• _GIVEN PROBLEM_
Quote the entries word for word. Omit the pictures.

• _ENTRIES PROVIDED_

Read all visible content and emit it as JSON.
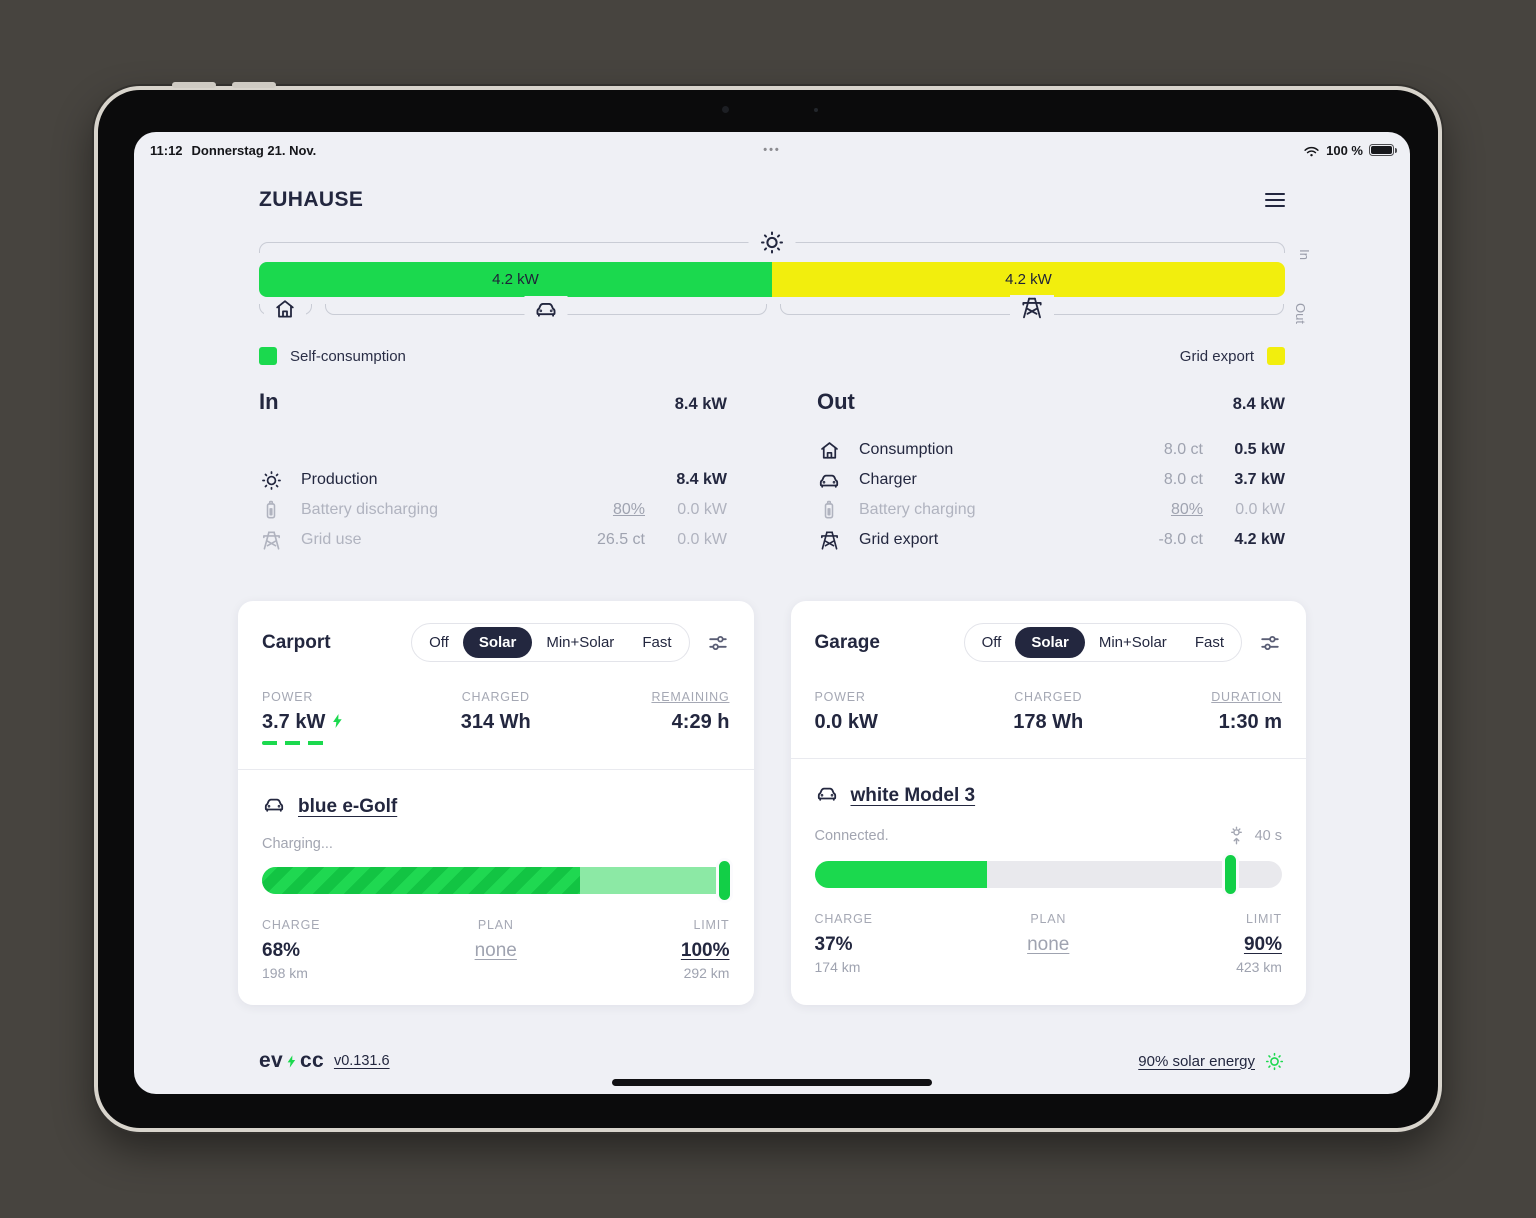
{
  "statusbar": {
    "time": "11:12",
    "date": "Donnerstag 21. Nov.",
    "dots": "•••",
    "battery": "100 %"
  },
  "header": {
    "title": "ZUHAUSE"
  },
  "flow": {
    "in_axis_label": "In",
    "out_axis_label": "Out",
    "legend_self": "Self-consumption",
    "legend_export": "Grid export",
    "green_color": "#1bd94e",
    "yellow_color": "#f2ee0d",
    "segments": [
      {
        "name": "self-consumption",
        "label": "4.2 kW",
        "pct": 50,
        "color": "#1bd94e"
      },
      {
        "name": "grid-export",
        "label": "4.2 kW",
        "pct": 50,
        "color": "#f2ee0d"
      }
    ],
    "brackets": [
      {
        "icon": "house-icon",
        "pct": 6
      },
      {
        "icon": "car-icon",
        "pct": 44
      },
      {
        "icon": "pylon-icon",
        "pct": 50
      }
    ]
  },
  "energy_in": {
    "title": "In",
    "total": "8.4 kW",
    "rows": [
      {
        "icon": "sun-icon",
        "label": "Production",
        "detail": "",
        "value": "8.4 kW",
        "muted": false
      },
      {
        "icon": "battery-icon",
        "label": "Battery discharging",
        "detail": "80%",
        "value": "0.0 kW",
        "muted": true
      },
      {
        "icon": "pylon-icon",
        "label": "Grid use",
        "detail": "26.5 ct",
        "value": "0.0 kW",
        "muted": true
      }
    ]
  },
  "energy_out": {
    "title": "Out",
    "total": "8.4 kW",
    "rows": [
      {
        "icon": "house-icon",
        "label": "Consumption",
        "detail": "8.0 ct",
        "value": "0.5 kW",
        "muted": false
      },
      {
        "icon": "car-icon",
        "label": "Charger",
        "detail": "8.0 ct",
        "value": "3.7 kW",
        "muted": false
      },
      {
        "icon": "battery-icon",
        "label": "Battery charging",
        "detail": "80%",
        "value": "0.0 kW",
        "muted": true
      },
      {
        "icon": "pylon-icon",
        "label": "Grid export",
        "detail": "-8.0 ct",
        "value": "4.2 kW",
        "muted": false
      }
    ]
  },
  "modes": [
    "Off",
    "Solar",
    "Min+Solar",
    "Fast"
  ],
  "carport": {
    "title": "Carport",
    "active_mode": "Solar",
    "stat1_label": "POWER",
    "stat1_value": "3.7 kW",
    "stat2_label": "CHARGED",
    "stat2_value": "314 Wh",
    "stat3_label": "REMAINING",
    "stat3_value": "4:29 h",
    "vehicle": "blue e-Golf",
    "status": "Charging...",
    "charge_pct": 68,
    "marker_pct": 100,
    "b1_label": "CHARGE",
    "b1_value": "68%",
    "b1_sub": "198 km",
    "b2_label": "PLAN",
    "b2_value": "none",
    "b3_label": "LIMIT",
    "b3_value": "100%",
    "b3_sub": "292 km"
  },
  "garage": {
    "title": "Garage",
    "active_mode": "Solar",
    "stat1_label": "POWER",
    "stat1_value": "0.0 kW",
    "stat2_label": "CHARGED",
    "stat2_value": "178 Wh",
    "stat3_label": "DURATION",
    "stat3_value": "1:30 m",
    "vehicle": "white Model 3",
    "status": "Connected.",
    "timer": "40 s",
    "charge_pct": 37,
    "marker_pct": 90,
    "b1_label": "CHARGE",
    "b1_value": "37%",
    "b1_sub": "174 km",
    "b2_label": "PLAN",
    "b2_value": "none",
    "b3_label": "LIMIT",
    "b3_value": "90%",
    "b3_sub": "423 km"
  },
  "footer": {
    "logo_left": "ev",
    "logo_right": "cc",
    "version": "v0.131.6",
    "solar_share": "90% solar energy"
  }
}
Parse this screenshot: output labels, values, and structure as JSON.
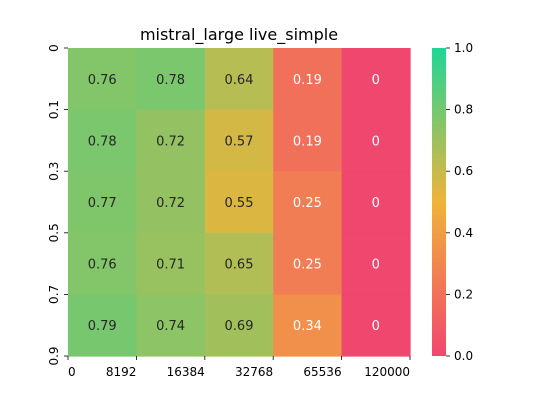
{
  "chart_data": {
    "type": "heatmap",
    "title": "mistral_large live_simple",
    "x_tick_labels": [
      "0",
      "8192",
      "16384",
      "32768",
      "65536",
      "120000"
    ],
    "y_tick_labels": [
      "0",
      "0.1",
      "0.3",
      "0.5",
      "0.7",
      "0.9"
    ],
    "values": [
      [
        0.76,
        0.78,
        0.64,
        0.19,
        0
      ],
      [
        0.78,
        0.72,
        0.57,
        0.19,
        0
      ],
      [
        0.77,
        0.72,
        0.55,
        0.25,
        0
      ],
      [
        0.76,
        0.71,
        0.65,
        0.25,
        0
      ],
      [
        0.79,
        0.74,
        0.69,
        0.34,
        0
      ]
    ],
    "colorbar": {
      "range": [
        0.0,
        1.0
      ],
      "tick_labels": [
        "0.0",
        "0.2",
        "0.4",
        "0.6",
        "0.8",
        "1.0"
      ],
      "colors": [
        "#f0476e",
        "#f0b339",
        "#1fd696"
      ]
    },
    "grid": false
  }
}
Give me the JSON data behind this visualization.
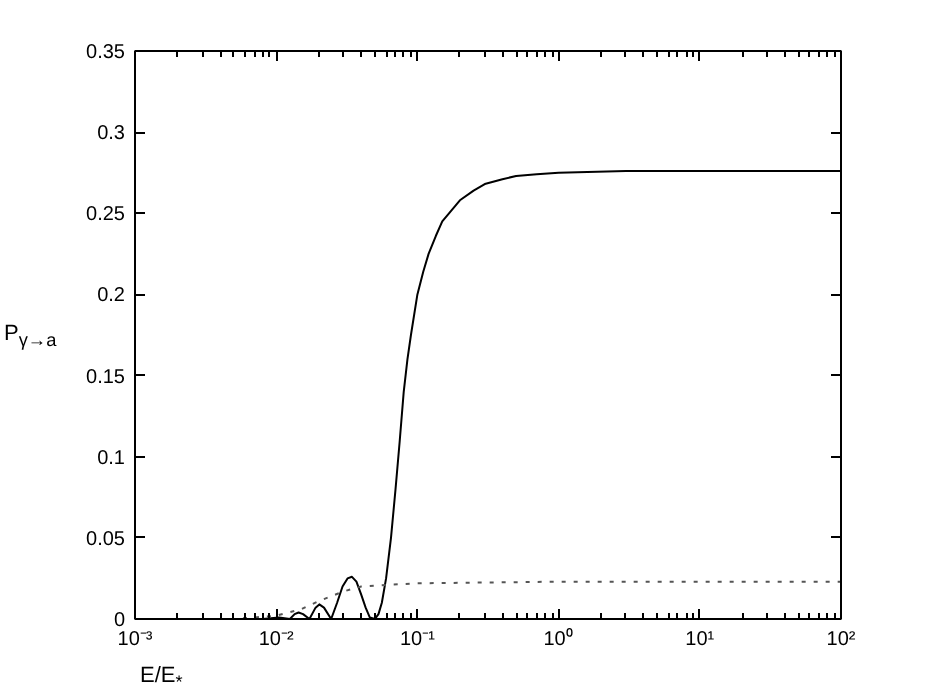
{
  "chart_data": {
    "type": "line",
    "xlabel": "E/E$_{*}$",
    "ylabel": "P$_{γ→a}$",
    "log": "x",
    "xlim": [
      0.001,
      100
    ],
    "ylim": [
      0,
      0.35
    ],
    "xticks": [
      {
        "value": 0.001,
        "label": "10⁻³"
      },
      {
        "value": 0.01,
        "label": "10⁻²"
      },
      {
        "value": 0.1,
        "label": "10⁻¹"
      },
      {
        "value": 1,
        "label": "10⁰"
      },
      {
        "value": 10,
        "label": "10¹"
      },
      {
        "value": 100,
        "label": "10²"
      }
    ],
    "yticks": [
      0,
      0.05,
      0.1,
      0.15,
      0.2,
      0.25,
      0.3,
      0.35
    ],
    "grid": false,
    "series": [
      {
        "color": "#000000",
        "line_style": "solid",
        "x": [
          0.001,
          0.008,
          0.0105,
          0.0125,
          0.0135,
          0.0144,
          0.0155,
          0.0172,
          0.019,
          0.0202,
          0.0218,
          0.0245,
          0.027,
          0.0295,
          0.032,
          0.0344,
          0.037,
          0.04,
          0.043,
          0.046,
          0.05,
          0.053,
          0.056,
          0.06,
          0.065,
          0.07,
          0.075,
          0.08,
          0.085,
          0.09,
          0.1,
          0.11,
          0.12,
          0.135,
          0.15,
          0.175,
          0.2,
          0.25,
          0.3,
          0.4,
          0.5,
          0.7,
          1,
          3,
          10,
          100
        ],
        "values": [
          0,
          0,
          0.001,
          0,
          0.003,
          0.004,
          0.003,
          0,
          0.007,
          0.009,
          0.007,
          0,
          0.01,
          0.02,
          0.025,
          0.026,
          0.023,
          0.015,
          0.007,
          0.001,
          0,
          0.003,
          0.01,
          0.025,
          0.05,
          0.08,
          0.11,
          0.14,
          0.16,
          0.175,
          0.2,
          0.214,
          0.225,
          0.236,
          0.245,
          0.252,
          0.258,
          0.264,
          0.268,
          0.271,
          0.273,
          0.274,
          0.275,
          0.276,
          0.276,
          0.276
        ]
      },
      {
        "color": "#555555",
        "line_style": "dotted",
        "x": [
          0.001,
          0.005,
          0.01,
          0.015,
          0.02,
          0.03,
          0.04,
          0.06,
          0.1,
          1,
          100
        ],
        "values": [
          0,
          0,
          0.002,
          0.006,
          0.011,
          0.017,
          0.02,
          0.021,
          0.022,
          0.023,
          0.023
        ]
      }
    ]
  }
}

• _EXERCISE ANSWER_
Read all visible content and emit it as JSON.
{
  "statusbar": {
    "time": "11:12",
    "date": "Donnerstag 21. Nov.",
    "dots": "•••",
    "battery": "100 %"
  },
  "header": {
    "title": "ZUHAUSE"
  },
  "flow": {
    "in_axis_label": "In",
    "out_axis_label": "Out",
    "legend_self": "Self-consumption",
    "legend_export": "Grid export",
    "green_color": "#1bd94e",
    "yellow_color": "#f2ee0d",
    "segments": [
      {
        "name": "self-consumption",
        "label": "4.2 kW",
        "pct": 50,
        "color": "#1bd94e"
      },
      {
        "name": "grid-export",
        "label": "4.2 kW",
        "pct": 50,
        "color": "#f2ee0d"
      }
    ],
    "brackets": [
      {
        "icon": "house-icon",
        "pct": 6
      },
      {
        "icon": "car-icon",
        "pct": 44
      },
      {
        "icon": "pylon-icon",
        "pct": 50
      }
    ]
  },
  "energy_in": {
    "title": "In",
    "total": "8.4 kW",
    "rows": [
      {
        "icon": "sun-icon",
        "label": "Production",
        "detail": "",
        "value": "8.4 kW",
        "muted": false
      },
      {
        "icon": "battery-icon",
        "label": "Battery discharging",
        "detail": "80%",
        "value": "0.0 kW",
        "muted": true
      },
      {
        "icon": "pylon-icon",
        "label": "Grid use",
        "detail": "26.5 ct",
        "value": "0.0 kW",
        "muted": true
      }
    ]
  },
  "energy_out": {
    "title": "Out",
    "total": "8.4 kW",
    "rows": [
      {
        "icon": "house-icon",
        "label": "Consumption",
        "detail": "8.0 ct",
        "value": "0.5 kW",
        "muted": false
      },
      {
        "icon": "car-icon",
        "label": "Charger",
        "detail": "8.0 ct",
        "value": "3.7 kW",
        "muted": false
      },
      {
        "icon": "battery-icon",
        "label": "Battery charging",
        "detail": "80%",
        "value": "0.0 kW",
        "muted": true
      },
      {
        "icon": "pylon-icon",
        "label": "Grid export",
        "detail": "-8.0 ct",
        "value": "4.2 kW",
        "muted": false
      }
    ]
  },
  "modes": [
    "Off",
    "Solar",
    "Min+Solar",
    "Fast"
  ],
  "carport": {
    "title": "Carport",
    "active_mode": "Solar",
    "stat1_label": "POWER",
    "stat1_value": "3.7 kW",
    "stat2_label": "CHARGED",
    "stat2_value": "314 Wh",
    "stat3_label": "REMAINING",
    "stat3_value": "4:29 h",
    "vehicle": "blue e-Golf",
    "status": "Charging...",
    "charge_pct": 68,
    "marker_pct": 100,
    "b1_label": "CHARGE",
    "b1_value": "68%",
    "b1_sub": "198 km",
    "b2_label": "PLAN",
    "b2_value": "none",
    "b3_label": "LIMIT",
    "b3_value": "100%",
    "b3_sub": "292 km"
  },
  "garage": {
    "title": "Garage",
    "active_mode": "Solar",
    "stat1_label": "POWER",
    "stat1_value": "0.0 kW",
    "stat2_label": "CHARGED",
    "stat2_value": "178 Wh",
    "stat3_label": "DURATION",
    "stat3_value": "1:30 m",
    "vehicle": "white Model 3",
    "status": "Connected.",
    "timer": "40 s",
    "charge_pct": 37,
    "marker_pct": 90,
    "b1_label": "CHARGE",
    "b1_value": "37%",
    "b1_sub": "174 km",
    "b2_label": "PLAN",
    "b2_value": "none",
    "b3_label": "LIMIT",
    "b3_value": "90%",
    "b3_sub": "423 km"
  },
  "footer": {
    "logo_left": "ev",
    "logo_right": "cc",
    "version": "v0.131.6",
    "solar_share": "90% solar energy"
  }
}
Parse this screenshot: output labels, values, and structure as JSON.
{
  "chart_data": {
    "type": "heatmap",
    "title": "mistral_large live_simple",
    "x_tick_labels": [
      "0",
      "8192",
      "16384",
      "32768",
      "65536",
      "120000"
    ],
    "y_tick_labels": [
      "0",
      "0.1",
      "0.3",
      "0.5",
      "0.7",
      "0.9"
    ],
    "values": [
      [
        0.76,
        0.78,
        0.64,
        0.19,
        0
      ],
      [
        0.78,
        0.72,
        0.57,
        0.19,
        0
      ],
      [
        0.77,
        0.72,
        0.55,
        0.25,
        0
      ],
      [
        0.76,
        0.71,
        0.65,
        0.25,
        0
      ],
      [
        0.79,
        0.74,
        0.69,
        0.34,
        0
      ]
    ],
    "colorbar": {
      "range": [
        0.0,
        1.0
      ],
      "tick_labels": [
        "0.0",
        "0.2",
        "0.4",
        "0.6",
        "0.8",
        "1.0"
      ],
      "colors": [
        "#f0476e",
        "#f0b339",
        "#1fd696"
      ]
    },
    "grid": false
  }
}
Give me the JSON data behind this visualization.
{
  "chart_data": {
    "type": "line",
    "xlabel": "E/E$_{*}$",
    "ylabel": "P$_{γ→a}$",
    "log": "x",
    "xlim": [
      0.001,
      100
    ],
    "ylim": [
      0,
      0.35
    ],
    "xticks": [
      {
        "value": 0.001,
        "label": "10⁻³"
      },
      {
        "value": 0.01,
        "label": "10⁻²"
      },
      {
        "value": 0.1,
        "label": "10⁻¹"
      },
      {
        "value": 1,
        "label": "10⁰"
      },
      {
        "value": 10,
        "label": "10¹"
      },
      {
        "value": 100,
        "label": "10²"
      }
    ],
    "yticks": [
      0,
      0.05,
      0.1,
      0.15,
      0.2,
      0.25,
      0.3,
      0.35
    ],
    "grid": false,
    "series": [
      {
        "color": "#000000",
        "line_style": "solid",
        "x": [
          0.001,
          0.008,
          0.0105,
          0.0125,
          0.0135,
          0.0144,
          0.0155,
          0.0172,
          0.019,
          0.0202,
          0.0218,
          0.0245,
          0.027,
          0.0295,
          0.032,
          0.0344,
          0.037,
          0.04,
          0.043,
          0.046,
          0.05,
          0.053,
          0.056,
          0.06,
          0.065,
          0.07,
          0.075,
          0.08,
          0.085,
          0.09,
          0.1,
          0.11,
          0.12,
          0.135,
          0.15,
          0.175,
          0.2,
          0.25,
          0.3,
          0.4,
          0.5,
          0.7,
          1,
          3,
          10,
          100
        ],
        "values": [
          0,
          0,
          0.001,
          0,
          0.003,
          0.004,
          0.003,
          0,
          0.007,
          0.009,
          0.007,
          0,
          0.01,
          0.02,
          0.025,
          0.026,
          0.023,
          0.015,
          0.007,
          0.001,
          0,
          0.003,
          0.01,
          0.025,
          0.05,
          0.08,
          0.11,
          0.14,
          0.16,
          0.175,
          0.2,
          0.214,
          0.225,
          0.236,
          0.245,
          0.252,
          0.258,
          0.264,
          0.268,
          0.271,
          0.273,
          0.274,
          0.275,
          0.276,
          0.276,
          0.276
        ]
      },
      {
        "color": "#555555",
        "line_style": "dotted",
        "x": [
          0.001,
          0.005,
          0.01,
          0.015,
          0.02,
          0.03,
          0.04,
          0.06,
          0.1,
          1,
          100
        ],
        "values": [
          0,
          0,
          0.002,
          0.006,
          0.011,
          0.017,
          0.02,
          0.021,
          0.022,
          0.023,
          0.023
        ]
      }
    ]
  }
}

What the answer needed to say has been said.